- **What you will do**: Reproduce verbatim the entries from their beginning through the line that contains "error-bar-cap [56, 360, 63, 361]", including both ends.

§ §

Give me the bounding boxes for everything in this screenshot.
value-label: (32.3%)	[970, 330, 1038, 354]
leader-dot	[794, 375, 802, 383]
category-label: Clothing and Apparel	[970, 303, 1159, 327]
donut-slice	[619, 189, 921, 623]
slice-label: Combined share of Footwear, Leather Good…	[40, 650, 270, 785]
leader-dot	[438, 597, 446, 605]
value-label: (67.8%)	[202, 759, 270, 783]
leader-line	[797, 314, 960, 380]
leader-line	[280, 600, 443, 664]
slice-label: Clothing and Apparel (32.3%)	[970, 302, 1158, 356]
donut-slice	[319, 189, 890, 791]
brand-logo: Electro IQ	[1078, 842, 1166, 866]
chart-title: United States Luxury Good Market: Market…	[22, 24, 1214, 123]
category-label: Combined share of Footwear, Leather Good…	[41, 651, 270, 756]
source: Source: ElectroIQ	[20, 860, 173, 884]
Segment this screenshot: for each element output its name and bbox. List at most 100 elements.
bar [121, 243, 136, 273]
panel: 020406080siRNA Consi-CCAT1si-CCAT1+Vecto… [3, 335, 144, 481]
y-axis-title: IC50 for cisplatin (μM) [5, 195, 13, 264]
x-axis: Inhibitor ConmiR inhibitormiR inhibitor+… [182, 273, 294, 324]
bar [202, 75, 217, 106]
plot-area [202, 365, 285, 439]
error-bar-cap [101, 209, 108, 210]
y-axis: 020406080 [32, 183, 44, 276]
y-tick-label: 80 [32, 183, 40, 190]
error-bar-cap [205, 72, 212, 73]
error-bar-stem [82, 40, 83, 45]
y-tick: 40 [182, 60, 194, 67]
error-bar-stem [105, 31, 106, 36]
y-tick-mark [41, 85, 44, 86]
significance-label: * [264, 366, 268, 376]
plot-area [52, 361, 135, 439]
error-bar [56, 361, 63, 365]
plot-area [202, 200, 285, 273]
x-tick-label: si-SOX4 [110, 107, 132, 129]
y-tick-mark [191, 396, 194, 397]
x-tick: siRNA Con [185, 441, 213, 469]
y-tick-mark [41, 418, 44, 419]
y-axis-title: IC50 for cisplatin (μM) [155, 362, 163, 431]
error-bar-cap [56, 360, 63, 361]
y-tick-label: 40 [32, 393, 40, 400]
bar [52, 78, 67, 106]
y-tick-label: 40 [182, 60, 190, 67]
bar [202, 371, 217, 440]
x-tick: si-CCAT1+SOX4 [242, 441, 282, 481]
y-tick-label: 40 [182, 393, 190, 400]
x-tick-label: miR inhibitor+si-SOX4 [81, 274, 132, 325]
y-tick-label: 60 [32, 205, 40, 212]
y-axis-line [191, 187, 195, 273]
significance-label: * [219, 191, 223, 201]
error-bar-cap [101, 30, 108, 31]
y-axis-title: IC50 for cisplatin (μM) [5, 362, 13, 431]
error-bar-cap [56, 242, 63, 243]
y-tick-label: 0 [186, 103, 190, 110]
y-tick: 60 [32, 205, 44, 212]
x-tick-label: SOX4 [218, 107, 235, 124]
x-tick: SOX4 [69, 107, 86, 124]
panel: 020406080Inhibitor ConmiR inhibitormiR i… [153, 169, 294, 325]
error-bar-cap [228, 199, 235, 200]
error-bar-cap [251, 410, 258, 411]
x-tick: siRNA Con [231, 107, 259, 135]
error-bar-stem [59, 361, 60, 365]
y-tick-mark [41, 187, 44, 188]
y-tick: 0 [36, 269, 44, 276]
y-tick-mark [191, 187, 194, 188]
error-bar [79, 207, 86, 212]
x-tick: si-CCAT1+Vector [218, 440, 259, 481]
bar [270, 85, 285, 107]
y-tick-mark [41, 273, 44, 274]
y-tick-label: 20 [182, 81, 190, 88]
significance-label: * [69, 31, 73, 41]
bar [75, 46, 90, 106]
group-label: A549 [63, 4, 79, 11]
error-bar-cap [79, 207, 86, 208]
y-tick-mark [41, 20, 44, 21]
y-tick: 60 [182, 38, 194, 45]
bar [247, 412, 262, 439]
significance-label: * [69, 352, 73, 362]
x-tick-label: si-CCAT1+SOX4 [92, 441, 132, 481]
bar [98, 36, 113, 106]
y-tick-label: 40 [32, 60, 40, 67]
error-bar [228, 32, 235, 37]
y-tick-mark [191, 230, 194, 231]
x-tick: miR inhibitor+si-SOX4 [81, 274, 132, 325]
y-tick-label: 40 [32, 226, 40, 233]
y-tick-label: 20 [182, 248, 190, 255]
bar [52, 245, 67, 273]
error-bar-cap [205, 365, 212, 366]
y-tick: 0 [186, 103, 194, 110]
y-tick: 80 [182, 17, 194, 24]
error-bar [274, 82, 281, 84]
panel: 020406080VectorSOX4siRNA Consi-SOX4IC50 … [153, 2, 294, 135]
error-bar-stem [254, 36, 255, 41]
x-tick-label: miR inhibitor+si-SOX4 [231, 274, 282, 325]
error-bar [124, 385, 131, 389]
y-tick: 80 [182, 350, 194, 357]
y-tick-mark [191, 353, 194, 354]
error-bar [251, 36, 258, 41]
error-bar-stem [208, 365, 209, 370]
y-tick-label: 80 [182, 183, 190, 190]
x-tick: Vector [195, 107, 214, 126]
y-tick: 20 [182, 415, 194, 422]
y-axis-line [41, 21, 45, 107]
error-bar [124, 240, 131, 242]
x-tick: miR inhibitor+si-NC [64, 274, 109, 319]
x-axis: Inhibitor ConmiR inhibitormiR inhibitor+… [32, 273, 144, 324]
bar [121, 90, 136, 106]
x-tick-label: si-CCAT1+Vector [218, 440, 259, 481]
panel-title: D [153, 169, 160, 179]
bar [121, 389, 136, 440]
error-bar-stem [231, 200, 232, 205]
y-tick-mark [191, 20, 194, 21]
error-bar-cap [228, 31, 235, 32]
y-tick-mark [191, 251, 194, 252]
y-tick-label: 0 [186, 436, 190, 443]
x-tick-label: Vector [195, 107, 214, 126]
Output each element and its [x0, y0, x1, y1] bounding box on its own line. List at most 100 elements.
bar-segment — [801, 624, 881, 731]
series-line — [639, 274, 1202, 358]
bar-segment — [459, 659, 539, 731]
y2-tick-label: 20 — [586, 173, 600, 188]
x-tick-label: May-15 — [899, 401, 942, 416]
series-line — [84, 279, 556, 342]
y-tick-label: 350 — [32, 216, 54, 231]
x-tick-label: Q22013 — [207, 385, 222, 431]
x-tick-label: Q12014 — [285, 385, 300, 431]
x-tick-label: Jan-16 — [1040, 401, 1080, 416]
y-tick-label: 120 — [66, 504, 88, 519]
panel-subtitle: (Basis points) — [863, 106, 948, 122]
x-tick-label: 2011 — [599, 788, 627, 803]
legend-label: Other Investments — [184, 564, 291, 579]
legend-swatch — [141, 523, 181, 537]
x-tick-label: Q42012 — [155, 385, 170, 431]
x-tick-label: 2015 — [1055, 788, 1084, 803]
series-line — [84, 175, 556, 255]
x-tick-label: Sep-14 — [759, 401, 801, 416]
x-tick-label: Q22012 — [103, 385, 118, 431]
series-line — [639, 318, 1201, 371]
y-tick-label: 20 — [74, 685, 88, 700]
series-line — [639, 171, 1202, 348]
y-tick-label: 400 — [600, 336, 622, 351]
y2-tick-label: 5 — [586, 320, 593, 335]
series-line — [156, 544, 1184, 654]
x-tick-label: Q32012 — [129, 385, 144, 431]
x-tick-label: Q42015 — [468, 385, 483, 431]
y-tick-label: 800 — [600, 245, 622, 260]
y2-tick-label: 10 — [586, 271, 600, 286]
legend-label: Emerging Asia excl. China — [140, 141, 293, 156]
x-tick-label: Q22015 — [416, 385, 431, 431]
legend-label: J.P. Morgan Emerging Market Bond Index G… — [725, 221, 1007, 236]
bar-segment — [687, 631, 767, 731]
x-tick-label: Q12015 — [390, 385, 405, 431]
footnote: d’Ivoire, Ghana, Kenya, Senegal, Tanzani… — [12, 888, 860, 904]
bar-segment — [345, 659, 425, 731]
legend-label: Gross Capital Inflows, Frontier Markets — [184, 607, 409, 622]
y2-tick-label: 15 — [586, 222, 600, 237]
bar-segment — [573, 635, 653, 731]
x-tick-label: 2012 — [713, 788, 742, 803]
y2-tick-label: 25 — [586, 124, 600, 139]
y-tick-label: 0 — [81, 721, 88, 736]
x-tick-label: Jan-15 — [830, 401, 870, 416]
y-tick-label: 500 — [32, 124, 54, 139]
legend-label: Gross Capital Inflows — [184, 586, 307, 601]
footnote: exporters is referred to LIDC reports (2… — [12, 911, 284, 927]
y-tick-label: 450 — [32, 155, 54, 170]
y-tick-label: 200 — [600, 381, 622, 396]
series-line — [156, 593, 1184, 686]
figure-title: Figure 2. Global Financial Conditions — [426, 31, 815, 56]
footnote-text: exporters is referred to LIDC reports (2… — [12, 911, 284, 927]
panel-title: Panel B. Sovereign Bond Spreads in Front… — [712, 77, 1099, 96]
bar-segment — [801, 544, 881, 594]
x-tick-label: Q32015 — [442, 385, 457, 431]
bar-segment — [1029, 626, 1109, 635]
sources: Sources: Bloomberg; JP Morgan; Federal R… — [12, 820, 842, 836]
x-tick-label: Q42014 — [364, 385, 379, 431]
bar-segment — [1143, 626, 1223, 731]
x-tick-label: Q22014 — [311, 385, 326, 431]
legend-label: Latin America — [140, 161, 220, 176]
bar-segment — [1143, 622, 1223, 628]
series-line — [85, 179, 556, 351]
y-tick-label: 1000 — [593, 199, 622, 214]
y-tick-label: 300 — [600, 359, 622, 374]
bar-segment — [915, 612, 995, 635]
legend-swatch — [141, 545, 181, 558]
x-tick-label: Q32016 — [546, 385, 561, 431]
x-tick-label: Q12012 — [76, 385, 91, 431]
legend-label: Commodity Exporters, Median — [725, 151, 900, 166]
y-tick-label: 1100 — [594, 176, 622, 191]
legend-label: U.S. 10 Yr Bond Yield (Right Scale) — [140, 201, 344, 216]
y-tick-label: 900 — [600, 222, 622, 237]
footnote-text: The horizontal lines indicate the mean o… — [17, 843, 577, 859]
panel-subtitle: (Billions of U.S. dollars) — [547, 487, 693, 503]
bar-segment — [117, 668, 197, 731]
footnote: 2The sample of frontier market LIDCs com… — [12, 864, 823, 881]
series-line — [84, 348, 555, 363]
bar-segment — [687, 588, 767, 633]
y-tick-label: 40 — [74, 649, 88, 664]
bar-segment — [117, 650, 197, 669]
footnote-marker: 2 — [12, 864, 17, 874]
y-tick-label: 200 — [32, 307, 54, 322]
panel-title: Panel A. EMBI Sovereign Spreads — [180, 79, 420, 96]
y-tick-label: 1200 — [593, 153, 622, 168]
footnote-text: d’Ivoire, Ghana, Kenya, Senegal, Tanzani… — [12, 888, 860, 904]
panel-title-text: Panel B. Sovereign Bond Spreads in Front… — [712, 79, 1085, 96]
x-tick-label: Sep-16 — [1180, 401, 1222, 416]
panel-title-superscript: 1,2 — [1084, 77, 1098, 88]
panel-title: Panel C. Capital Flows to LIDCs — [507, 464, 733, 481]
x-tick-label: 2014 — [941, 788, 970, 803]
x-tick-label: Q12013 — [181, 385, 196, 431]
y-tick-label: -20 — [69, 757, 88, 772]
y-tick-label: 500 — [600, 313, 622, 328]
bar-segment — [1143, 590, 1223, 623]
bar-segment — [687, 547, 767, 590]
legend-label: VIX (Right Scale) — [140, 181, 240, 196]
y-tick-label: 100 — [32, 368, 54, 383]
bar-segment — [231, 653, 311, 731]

§ §

- **Response to this task**:
Give me the bounding boxes for everything in this screenshot.
value-label: (32.3%)	[970, 330, 1038, 354]
leader-dot	[794, 375, 802, 383]
category-label: Clothing and Apparel	[970, 303, 1159, 327]
donut-slice	[619, 189, 921, 623]
slice-label: Combined share of Footwear, Leather Good…	[40, 650, 270, 785]
leader-dot	[438, 597, 446, 605]
value-label: (67.8%)	[202, 759, 270, 783]
leader-line	[797, 314, 960, 380]
leader-line	[280, 600, 443, 664]
slice-label: Clothing and Apparel (32.3%)	[970, 302, 1158, 356]
donut-slice	[319, 189, 890, 791]
brand-logo: Electro IQ	[1078, 842, 1166, 866]
chart-title: United States Luxury Good Market: Market…	[22, 24, 1214, 123]
category-label: Combined share of Footwear, Leather Good…	[41, 651, 270, 756]
source: Source: ElectroIQ	[20, 860, 173, 884]
Segment this screenshot: for each element output its name and bbox. List at most 100 elements.
bar [121, 243, 136, 273]
panel: 020406080siRNA Consi-CCAT1si-CCAT1+Vecto… [3, 335, 144, 481]
y-axis-title: IC50 for cisplatin (μM) [5, 195, 13, 264]
x-axis: Inhibitor ConmiR inhibitormiR inhibitor+… [182, 273, 294, 324]
bar [202, 75, 217, 106]
plot-area [202, 365, 285, 439]
error-bar-cap [101, 209, 108, 210]
y-axis: 020406080 [32, 183, 44, 276]
y-tick-label: 80 [32, 183, 40, 190]
error-bar-cap [205, 72, 212, 73]
error-bar-stem [82, 40, 83, 45]
y-tick: 40 [182, 60, 194, 67]
error-bar-stem [105, 31, 106, 36]
y-tick-mark [41, 85, 44, 86]
significance-label: * [264, 366, 268, 376]
plot-area [52, 361, 135, 439]
error-bar [56, 361, 63, 365]
plot-area [202, 200, 285, 273]
x-tick-label: si-SOX4 [110, 107, 132, 129]
y-tick-mark [191, 396, 194, 397]
x-tick: siRNA Con [185, 441, 213, 469]
y-tick-mark [41, 418, 44, 419]
y-axis-title: IC50 for cisplatin (μM) [155, 362, 163, 431]
error-bar-cap [56, 360, 63, 361]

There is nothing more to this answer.